* Text passage *
Oreolalax major
- Conservation status: Least Concern (IUCN 3.1)

Scientific classification
- Kingdom: Animalia
- Phylum: Chordata
- Class: Amphibia
- Order: Anura
- Family: Megophryidae
- Genus: Oreolalax
- Species: O. major
- Binomial name: Oreolalax major (Liu & Hu, 1960)
- Synonyms: Scutiger major Liu and Hu, 1960

= Oreolalax major =

- Authority: (Liu & Hu, 1960)
- Conservation status: LC
- Synonyms: Scutiger major Liu and Hu, 1960

Species of amphibian

Oreolalax major (common lazy toad or large toothed toad) is a species of amphibian in the family Megophryidae.
It is endemic to China and found in Sichuan and Yunnan provinces, between Mount Emei and Hengduan Mountains. It likely exists in Emeishan, Wawushan, Gonggashan, Wolong, and Dujiangyan National Nature Reserves.
Its natural habitats are subtropical moist montane forests and rivers.
It is threatened by habitat loss.

Oreolalax major is the largest among Oreolalax: males grow to about 68 mm in snout-vent length and females to about 70 mm. Tadpoles are 65 mm in length.

* Activity list *
- 1) According to the Oreolalax major text, in which two Chinese provinces is the species found?
- 2) Write out the stretch of the Oreolalax major text from "- Authority: (Liu" through "by habitat loss.", replacing "rivers" with "streams".

* Records *
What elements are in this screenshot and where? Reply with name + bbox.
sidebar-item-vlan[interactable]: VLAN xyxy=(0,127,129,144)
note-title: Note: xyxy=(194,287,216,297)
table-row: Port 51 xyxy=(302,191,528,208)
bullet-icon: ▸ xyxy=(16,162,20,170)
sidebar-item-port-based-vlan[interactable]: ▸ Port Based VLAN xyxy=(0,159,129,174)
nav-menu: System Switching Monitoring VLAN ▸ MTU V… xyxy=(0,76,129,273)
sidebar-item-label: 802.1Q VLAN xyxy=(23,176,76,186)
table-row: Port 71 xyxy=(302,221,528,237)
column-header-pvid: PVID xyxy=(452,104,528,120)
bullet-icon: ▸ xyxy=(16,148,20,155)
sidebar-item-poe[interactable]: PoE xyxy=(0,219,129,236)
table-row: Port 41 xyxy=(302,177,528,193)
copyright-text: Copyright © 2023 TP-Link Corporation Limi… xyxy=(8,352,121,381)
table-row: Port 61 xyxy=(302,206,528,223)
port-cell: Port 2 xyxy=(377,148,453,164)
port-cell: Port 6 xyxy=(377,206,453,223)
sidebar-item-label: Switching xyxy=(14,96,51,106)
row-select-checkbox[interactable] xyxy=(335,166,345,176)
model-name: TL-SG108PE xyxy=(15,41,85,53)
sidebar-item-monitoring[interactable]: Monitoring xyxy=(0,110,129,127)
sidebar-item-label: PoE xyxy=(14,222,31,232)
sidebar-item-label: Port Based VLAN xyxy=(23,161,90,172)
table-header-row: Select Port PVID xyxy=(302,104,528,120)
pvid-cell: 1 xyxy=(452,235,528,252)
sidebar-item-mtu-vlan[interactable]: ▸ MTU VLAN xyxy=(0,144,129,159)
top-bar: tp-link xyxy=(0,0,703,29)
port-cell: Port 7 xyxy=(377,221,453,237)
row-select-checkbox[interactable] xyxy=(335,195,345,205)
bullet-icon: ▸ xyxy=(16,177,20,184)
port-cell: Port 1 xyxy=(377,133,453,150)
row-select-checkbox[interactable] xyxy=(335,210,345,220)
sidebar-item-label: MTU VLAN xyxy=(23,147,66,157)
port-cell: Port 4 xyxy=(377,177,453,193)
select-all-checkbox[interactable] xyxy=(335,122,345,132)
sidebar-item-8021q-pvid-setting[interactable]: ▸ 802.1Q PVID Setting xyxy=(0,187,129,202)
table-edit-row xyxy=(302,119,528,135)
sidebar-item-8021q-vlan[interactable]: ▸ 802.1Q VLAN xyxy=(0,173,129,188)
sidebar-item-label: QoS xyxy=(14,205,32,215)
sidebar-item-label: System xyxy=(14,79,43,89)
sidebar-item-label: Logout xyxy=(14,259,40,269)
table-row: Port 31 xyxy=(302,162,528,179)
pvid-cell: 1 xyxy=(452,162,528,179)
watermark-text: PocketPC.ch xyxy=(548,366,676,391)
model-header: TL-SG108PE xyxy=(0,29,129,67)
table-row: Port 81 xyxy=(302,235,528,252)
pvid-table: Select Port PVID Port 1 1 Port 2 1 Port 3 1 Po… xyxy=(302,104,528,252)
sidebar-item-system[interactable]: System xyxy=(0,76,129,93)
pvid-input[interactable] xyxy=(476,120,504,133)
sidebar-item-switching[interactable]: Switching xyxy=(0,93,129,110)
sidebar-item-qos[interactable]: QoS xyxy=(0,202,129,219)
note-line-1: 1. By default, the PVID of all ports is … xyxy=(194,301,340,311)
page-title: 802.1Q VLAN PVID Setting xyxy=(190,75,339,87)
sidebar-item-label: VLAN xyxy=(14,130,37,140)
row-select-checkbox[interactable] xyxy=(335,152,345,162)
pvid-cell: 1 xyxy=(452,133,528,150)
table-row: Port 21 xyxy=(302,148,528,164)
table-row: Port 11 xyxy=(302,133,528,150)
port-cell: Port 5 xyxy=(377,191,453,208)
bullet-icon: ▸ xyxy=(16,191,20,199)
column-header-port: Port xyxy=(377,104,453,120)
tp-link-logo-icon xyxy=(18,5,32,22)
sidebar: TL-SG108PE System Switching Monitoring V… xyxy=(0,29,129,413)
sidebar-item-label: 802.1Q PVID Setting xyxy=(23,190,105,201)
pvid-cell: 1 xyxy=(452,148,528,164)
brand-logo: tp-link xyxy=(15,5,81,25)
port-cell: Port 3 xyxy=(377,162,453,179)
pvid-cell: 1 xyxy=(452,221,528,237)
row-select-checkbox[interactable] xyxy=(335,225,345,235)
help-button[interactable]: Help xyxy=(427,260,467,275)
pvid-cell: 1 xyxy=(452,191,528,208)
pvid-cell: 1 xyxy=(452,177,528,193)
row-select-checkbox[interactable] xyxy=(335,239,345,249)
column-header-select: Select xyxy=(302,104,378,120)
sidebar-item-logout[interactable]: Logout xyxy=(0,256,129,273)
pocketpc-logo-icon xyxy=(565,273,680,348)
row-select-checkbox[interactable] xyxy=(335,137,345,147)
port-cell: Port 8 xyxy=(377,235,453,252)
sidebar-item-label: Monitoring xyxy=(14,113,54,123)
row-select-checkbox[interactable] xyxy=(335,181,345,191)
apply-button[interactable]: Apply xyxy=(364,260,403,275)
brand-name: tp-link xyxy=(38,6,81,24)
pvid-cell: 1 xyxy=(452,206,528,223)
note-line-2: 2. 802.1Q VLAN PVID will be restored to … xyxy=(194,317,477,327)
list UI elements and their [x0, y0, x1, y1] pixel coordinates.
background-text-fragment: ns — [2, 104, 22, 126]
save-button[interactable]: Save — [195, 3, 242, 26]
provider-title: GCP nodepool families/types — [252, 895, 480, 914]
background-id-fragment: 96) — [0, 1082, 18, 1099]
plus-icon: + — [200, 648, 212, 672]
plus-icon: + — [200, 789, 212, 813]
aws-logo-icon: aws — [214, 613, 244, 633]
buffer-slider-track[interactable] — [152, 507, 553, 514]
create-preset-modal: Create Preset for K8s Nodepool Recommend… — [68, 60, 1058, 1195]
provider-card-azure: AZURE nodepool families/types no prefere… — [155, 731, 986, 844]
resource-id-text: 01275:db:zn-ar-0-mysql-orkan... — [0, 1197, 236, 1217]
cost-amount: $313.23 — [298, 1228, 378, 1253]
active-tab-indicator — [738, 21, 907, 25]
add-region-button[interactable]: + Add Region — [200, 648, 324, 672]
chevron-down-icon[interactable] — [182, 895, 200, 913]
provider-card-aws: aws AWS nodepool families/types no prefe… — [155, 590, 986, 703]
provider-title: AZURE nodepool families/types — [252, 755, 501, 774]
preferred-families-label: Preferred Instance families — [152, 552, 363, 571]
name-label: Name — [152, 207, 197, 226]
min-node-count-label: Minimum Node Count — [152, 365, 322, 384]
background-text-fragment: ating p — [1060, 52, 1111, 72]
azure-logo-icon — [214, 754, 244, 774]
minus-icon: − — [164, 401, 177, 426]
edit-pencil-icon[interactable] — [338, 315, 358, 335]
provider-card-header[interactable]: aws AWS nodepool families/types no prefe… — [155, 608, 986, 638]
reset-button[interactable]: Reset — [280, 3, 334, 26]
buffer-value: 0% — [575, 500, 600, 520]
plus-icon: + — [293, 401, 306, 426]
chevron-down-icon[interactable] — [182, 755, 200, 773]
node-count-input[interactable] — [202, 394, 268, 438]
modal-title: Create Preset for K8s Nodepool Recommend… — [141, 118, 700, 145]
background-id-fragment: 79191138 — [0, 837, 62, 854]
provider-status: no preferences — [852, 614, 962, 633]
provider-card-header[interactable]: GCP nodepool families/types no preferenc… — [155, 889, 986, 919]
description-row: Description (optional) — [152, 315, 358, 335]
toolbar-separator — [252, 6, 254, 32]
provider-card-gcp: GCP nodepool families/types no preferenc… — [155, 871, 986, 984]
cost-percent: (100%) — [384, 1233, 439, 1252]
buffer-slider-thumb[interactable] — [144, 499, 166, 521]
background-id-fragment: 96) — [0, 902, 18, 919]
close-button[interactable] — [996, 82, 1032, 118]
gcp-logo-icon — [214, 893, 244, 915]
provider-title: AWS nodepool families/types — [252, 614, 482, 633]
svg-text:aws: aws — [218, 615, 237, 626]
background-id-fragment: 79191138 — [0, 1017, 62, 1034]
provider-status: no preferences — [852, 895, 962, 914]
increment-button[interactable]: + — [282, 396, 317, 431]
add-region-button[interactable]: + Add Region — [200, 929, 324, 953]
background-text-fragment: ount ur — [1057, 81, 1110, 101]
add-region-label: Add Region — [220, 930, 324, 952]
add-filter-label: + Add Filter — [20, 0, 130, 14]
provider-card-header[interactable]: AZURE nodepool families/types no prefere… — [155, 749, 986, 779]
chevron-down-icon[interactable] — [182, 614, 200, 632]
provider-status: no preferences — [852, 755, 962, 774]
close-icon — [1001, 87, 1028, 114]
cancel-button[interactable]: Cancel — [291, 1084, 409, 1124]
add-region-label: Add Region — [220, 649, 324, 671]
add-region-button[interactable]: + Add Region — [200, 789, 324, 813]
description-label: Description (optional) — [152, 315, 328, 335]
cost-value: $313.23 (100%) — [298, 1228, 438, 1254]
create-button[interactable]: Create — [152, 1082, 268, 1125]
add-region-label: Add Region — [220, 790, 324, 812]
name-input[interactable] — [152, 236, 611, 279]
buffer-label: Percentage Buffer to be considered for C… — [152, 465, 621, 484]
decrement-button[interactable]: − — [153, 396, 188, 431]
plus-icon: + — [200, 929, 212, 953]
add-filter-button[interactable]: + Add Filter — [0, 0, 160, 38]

* Task-by-task results *
- 1) Sichuan and Yunnan

- 2)
- Authority: (Liu & Hu, 1960)
- Conservation status: LC
- Synonyms: Scutiger major Liu and Hu, 1960

Species of amphibian

Oreolalax major (common lazy toad or large toothed toad) is a species of amphibian in the family Megophryidae.
It is endemic to China and found in Sichuan and Yunnan provinces, between Mount Emei and Hengduan Mountains. It likely exists in Emeishan, Wawushan, Gonggashan, Wolong, and Dujiangyan National Nature Reserves.
Its natural habitats are subtropical moist montane forests and streams.
It is threatened by habitat loss.